### WHAT YOU ARE ASKED TO DO:
Look through the records below, count the lines with the word "Total", and reply with only the number.

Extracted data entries
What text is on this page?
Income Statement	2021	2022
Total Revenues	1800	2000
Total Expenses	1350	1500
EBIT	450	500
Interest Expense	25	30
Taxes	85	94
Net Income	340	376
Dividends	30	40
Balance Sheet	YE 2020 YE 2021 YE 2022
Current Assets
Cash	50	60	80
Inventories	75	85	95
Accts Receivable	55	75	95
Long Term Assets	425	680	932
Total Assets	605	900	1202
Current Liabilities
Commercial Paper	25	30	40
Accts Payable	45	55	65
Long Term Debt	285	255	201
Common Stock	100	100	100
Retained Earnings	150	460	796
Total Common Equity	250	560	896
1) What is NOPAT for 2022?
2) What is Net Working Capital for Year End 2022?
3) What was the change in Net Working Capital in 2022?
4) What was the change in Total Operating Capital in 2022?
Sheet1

### EXERCISE RESULT:
5